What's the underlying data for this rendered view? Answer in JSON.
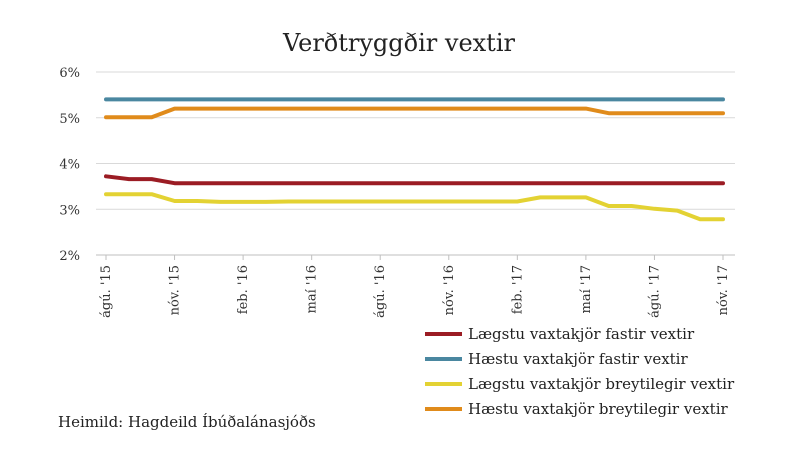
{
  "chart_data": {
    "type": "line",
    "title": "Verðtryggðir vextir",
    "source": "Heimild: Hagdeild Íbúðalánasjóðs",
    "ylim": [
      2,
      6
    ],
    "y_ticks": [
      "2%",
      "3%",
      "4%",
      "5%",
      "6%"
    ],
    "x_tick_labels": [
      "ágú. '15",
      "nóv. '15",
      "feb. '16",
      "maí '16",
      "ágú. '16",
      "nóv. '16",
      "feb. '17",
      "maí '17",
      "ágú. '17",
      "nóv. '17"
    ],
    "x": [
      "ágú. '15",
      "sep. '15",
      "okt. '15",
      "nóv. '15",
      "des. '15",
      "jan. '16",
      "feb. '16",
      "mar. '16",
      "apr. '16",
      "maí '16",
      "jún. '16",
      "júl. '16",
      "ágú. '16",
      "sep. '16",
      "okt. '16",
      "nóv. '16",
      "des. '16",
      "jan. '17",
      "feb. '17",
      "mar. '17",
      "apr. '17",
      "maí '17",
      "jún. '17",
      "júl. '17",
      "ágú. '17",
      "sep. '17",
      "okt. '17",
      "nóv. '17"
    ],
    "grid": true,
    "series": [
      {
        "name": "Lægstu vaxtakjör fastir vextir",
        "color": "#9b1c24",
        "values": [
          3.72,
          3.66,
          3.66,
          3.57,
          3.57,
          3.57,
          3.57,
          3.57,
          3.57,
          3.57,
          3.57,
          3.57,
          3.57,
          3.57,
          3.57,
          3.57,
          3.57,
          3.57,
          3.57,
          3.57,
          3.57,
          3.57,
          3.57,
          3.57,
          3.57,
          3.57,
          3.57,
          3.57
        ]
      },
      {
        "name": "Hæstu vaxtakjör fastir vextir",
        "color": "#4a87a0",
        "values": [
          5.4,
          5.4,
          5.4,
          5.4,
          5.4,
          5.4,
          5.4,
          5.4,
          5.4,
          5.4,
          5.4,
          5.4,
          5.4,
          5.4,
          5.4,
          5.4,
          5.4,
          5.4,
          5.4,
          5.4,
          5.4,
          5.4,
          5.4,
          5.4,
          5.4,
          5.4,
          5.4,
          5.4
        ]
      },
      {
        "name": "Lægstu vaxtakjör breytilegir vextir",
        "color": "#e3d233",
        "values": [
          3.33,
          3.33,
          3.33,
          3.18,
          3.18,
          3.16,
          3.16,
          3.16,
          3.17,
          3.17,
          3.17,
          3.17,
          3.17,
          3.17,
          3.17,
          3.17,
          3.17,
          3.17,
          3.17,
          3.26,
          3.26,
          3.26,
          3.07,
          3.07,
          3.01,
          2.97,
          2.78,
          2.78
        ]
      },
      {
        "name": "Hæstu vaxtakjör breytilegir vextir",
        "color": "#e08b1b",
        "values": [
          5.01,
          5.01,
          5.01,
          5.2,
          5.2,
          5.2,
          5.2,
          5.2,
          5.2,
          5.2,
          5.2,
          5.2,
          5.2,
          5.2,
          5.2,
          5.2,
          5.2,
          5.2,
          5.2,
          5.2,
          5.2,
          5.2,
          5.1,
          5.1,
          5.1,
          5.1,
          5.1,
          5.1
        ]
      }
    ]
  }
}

--*--

## Problem to solve
Find every line in the records that contains the word "breytilegir"; copy those lines.

## Written solution
        "name": "Lægstu vaxtakjör breytilegir vextir",
        "name": "Hæstu vaxtakjör breytilegir vextir",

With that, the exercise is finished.